= Short problem =
Using the material below, copy every line where "Dollar" appears.

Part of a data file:
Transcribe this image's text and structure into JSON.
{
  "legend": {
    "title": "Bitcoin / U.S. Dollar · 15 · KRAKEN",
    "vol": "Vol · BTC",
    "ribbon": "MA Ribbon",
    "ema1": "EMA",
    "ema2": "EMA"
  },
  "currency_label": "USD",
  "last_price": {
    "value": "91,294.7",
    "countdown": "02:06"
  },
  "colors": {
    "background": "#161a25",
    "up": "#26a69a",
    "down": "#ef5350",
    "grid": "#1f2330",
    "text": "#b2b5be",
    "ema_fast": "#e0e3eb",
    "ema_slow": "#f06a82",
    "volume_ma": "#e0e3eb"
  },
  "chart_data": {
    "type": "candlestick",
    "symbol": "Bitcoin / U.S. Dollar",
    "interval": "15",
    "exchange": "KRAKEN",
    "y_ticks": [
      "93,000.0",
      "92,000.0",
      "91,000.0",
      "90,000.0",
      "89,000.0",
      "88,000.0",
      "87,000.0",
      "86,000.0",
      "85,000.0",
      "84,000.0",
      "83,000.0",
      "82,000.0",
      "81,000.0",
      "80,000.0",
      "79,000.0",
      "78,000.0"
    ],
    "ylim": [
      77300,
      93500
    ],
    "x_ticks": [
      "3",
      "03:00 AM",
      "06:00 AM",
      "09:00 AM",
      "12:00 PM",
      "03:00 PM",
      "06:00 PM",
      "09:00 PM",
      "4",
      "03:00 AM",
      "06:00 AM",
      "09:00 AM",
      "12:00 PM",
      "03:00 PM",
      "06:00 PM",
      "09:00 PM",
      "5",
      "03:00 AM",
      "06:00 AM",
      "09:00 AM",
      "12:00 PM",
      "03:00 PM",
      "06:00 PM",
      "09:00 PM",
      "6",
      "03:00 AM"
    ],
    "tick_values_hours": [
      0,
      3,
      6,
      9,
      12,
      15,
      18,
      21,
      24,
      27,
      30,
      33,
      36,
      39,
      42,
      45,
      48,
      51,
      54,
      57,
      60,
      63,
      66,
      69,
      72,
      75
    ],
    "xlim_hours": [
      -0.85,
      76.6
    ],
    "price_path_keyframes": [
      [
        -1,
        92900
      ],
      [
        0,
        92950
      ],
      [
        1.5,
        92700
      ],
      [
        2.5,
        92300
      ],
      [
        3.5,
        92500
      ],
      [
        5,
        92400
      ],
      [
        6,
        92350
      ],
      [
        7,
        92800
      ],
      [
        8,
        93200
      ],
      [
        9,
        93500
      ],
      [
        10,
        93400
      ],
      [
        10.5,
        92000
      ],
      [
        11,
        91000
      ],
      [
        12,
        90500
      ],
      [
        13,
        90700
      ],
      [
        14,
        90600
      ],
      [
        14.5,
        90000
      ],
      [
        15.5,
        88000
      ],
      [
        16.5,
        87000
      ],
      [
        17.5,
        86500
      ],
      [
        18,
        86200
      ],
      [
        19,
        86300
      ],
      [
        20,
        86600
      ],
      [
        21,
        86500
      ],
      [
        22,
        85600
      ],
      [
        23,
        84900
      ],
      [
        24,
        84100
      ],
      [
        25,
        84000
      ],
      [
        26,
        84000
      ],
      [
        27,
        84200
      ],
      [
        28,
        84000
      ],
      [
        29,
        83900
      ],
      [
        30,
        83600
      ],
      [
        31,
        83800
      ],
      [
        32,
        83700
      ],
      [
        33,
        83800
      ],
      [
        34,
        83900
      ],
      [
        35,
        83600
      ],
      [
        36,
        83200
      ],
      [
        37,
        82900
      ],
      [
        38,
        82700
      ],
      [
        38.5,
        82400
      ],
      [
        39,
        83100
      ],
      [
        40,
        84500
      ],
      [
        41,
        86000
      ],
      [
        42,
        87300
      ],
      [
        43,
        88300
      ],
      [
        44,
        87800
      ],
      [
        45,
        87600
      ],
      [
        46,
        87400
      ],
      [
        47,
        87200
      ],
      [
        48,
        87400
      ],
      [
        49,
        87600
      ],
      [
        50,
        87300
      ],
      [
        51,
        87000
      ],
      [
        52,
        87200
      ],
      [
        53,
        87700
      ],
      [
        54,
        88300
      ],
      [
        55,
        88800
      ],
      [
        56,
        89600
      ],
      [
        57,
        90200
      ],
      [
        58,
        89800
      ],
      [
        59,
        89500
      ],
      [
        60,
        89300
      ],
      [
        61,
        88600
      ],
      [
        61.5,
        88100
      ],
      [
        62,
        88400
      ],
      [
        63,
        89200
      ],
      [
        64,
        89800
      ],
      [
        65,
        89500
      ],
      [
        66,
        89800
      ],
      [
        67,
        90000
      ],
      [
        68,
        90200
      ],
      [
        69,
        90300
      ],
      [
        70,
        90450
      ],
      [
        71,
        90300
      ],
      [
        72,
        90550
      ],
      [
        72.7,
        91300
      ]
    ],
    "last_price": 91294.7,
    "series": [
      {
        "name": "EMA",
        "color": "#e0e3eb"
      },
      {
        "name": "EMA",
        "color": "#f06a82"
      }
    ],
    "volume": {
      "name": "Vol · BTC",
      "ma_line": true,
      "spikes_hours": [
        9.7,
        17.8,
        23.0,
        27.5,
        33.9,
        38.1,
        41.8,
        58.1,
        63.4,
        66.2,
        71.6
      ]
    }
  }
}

= Worked solution =
    "title": "Bitcoin / U.S. Dollar · 15 · KRAKEN",
    "symbol": "Bitcoin / U.S. Dollar",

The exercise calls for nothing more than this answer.